(Data entries for graphics)
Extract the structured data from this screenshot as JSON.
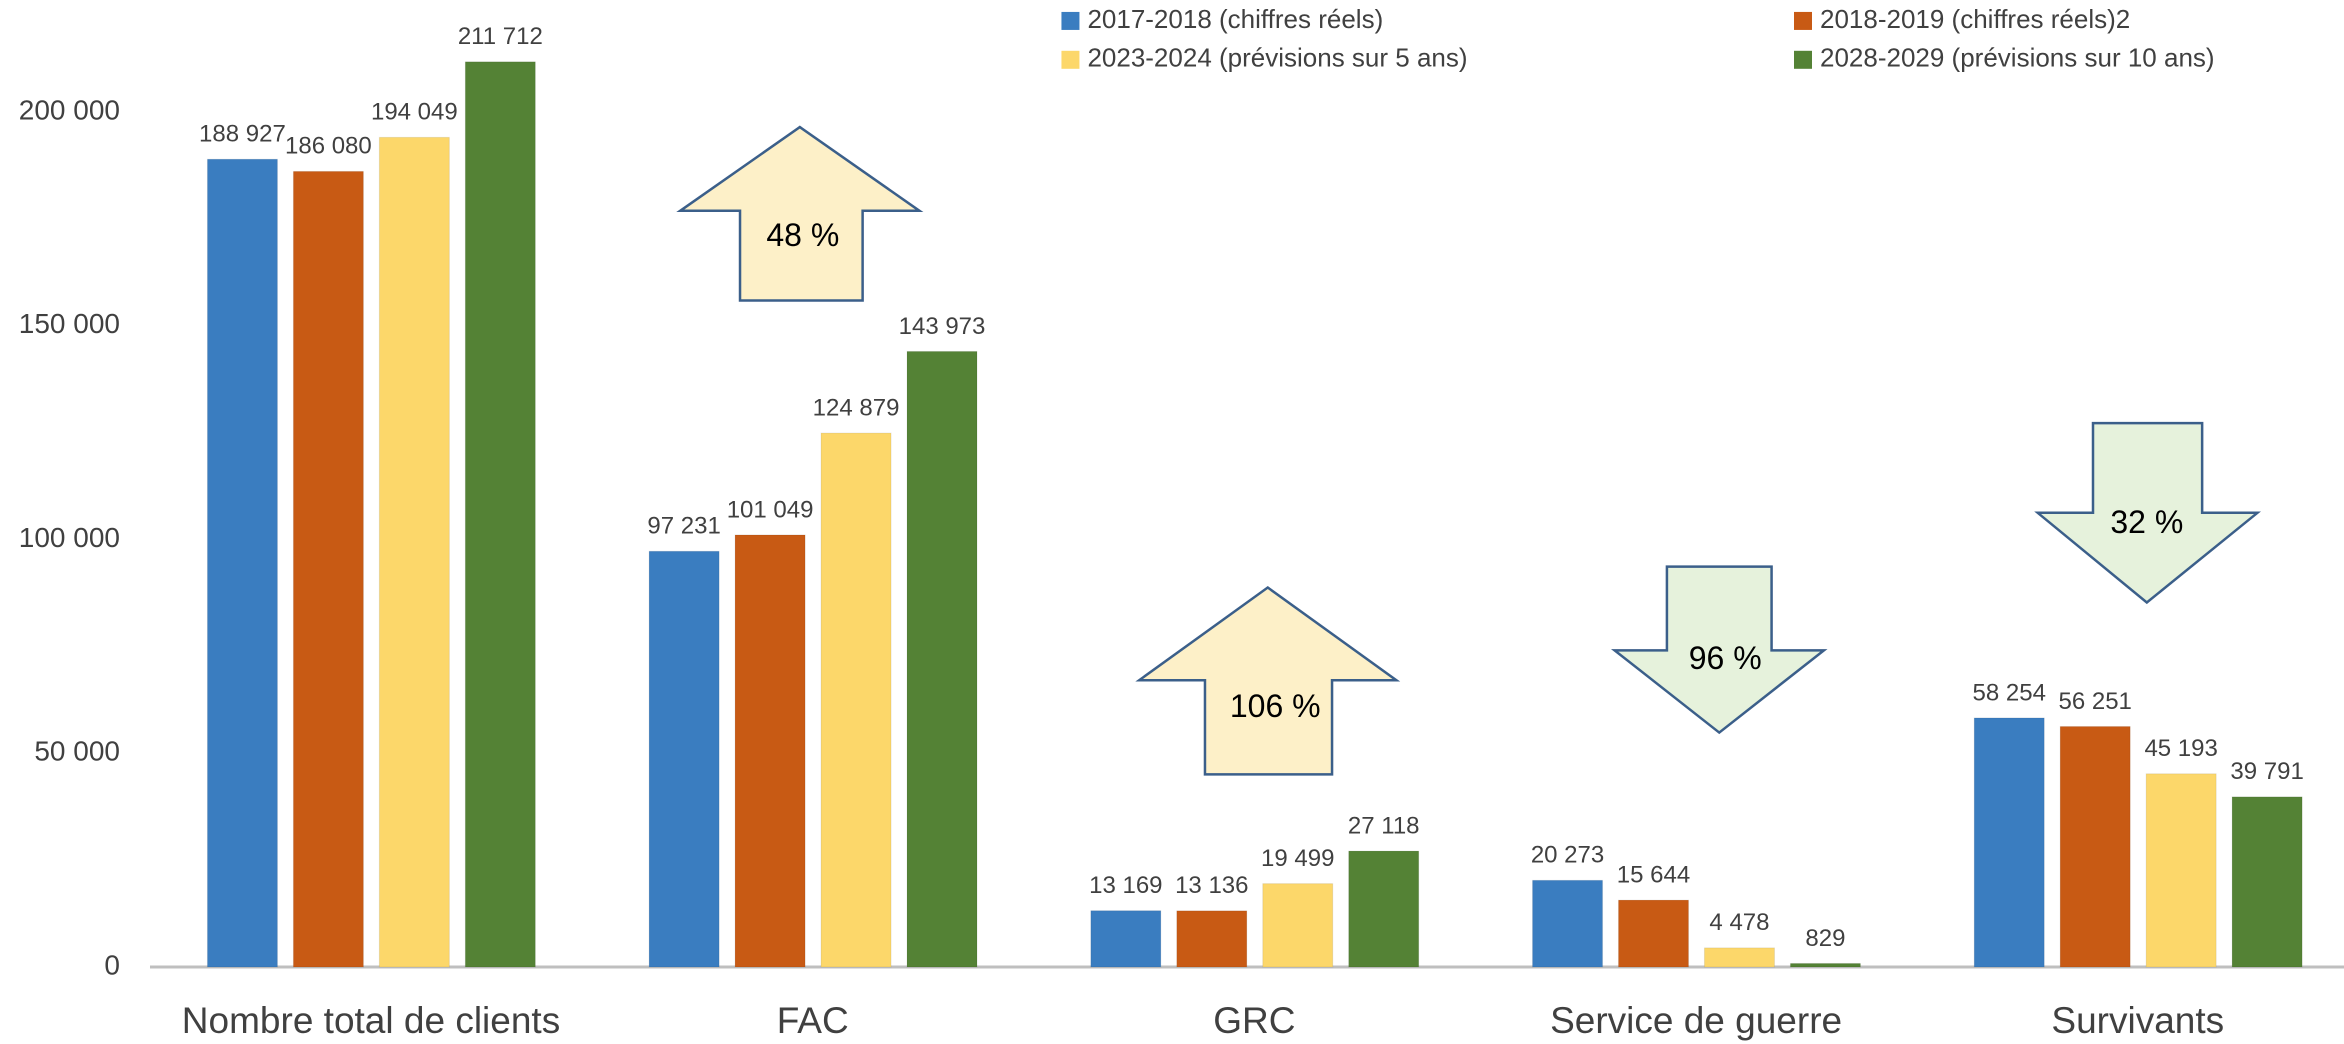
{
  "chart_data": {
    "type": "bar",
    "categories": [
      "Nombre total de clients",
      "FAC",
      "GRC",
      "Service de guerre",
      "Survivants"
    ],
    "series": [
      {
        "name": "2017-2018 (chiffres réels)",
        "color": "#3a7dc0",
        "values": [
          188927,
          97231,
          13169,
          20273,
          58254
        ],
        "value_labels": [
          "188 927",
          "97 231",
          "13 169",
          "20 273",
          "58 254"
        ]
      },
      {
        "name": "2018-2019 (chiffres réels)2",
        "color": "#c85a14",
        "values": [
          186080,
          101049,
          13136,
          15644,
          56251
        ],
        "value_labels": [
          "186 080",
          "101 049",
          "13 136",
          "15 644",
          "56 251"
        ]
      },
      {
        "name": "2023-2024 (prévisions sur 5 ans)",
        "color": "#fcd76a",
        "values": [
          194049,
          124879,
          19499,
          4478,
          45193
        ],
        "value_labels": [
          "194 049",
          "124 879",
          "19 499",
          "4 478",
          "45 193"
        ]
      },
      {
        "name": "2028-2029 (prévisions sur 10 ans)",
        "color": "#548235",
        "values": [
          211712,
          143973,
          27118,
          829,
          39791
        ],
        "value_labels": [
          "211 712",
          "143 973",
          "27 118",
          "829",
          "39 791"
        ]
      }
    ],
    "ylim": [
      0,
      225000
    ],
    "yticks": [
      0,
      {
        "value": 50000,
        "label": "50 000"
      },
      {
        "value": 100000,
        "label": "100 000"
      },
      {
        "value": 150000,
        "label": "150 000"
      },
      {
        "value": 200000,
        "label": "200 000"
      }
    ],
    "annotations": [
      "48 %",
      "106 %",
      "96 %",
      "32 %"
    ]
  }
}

## What this task involves
Restate the entire listing word for word, excluding pictures.

## Exercise solution
Extract the structured data from this screenshot as JSON.
{
  "chart_data": {
    "type": "bar",
    "categories": [
      "Nombre total de clients",
      "FAC",
      "GRC",
      "Service de guerre",
      "Survivants"
    ],
    "series": [
      {
        "name": "2017-2018 (chiffres réels)",
        "color": "#3a7dc0",
        "values": [
          188927,
          97231,
          13169,
          20273,
          58254
        ],
        "value_labels": [
          "188 927",
          "97 231",
          "13 169",
          "20 273",
          "58 254"
        ]
      },
      {
        "name": "2018-2019 (chiffres réels)2",
        "color": "#c85a14",
        "values": [
          186080,
          101049,
          13136,
          15644,
          56251
        ],
        "value_labels": [
          "186 080",
          "101 049",
          "13 136",
          "15 644",
          "56 251"
        ]
      },
      {
        "name": "2023-2024 (prévisions sur 5 ans)",
        "color": "#fcd76a",
        "values": [
          194049,
          124879,
          19499,
          4478,
          45193
        ],
        "value_labels": [
          "194 049",
          "124 879",
          "19 499",
          "4 478",
          "45 193"
        ]
      },
      {
        "name": "2028-2029 (prévisions sur 10 ans)",
        "color": "#548235",
        "values": [
          211712,
          143973,
          27118,
          829,
          39791
        ],
        "value_labels": [
          "211 712",
          "143 973",
          "27 118",
          "829",
          "39 791"
        ]
      }
    ],
    "ylim": [
      0,
      225000
    ],
    "yticks": [
      0,
      {
        "value": 50000,
        "label": "50 000"
      },
      {
        "value": 100000,
        "label": "100 000"
      },
      {
        "value": 150000,
        "label": "150 000"
      },
      {
        "value": 200000,
        "label": "200 000"
      }
    ],
    "annotations": [
      "48 %",
      "106 %",
      "96 %",
      "32 %"
    ]
  }
}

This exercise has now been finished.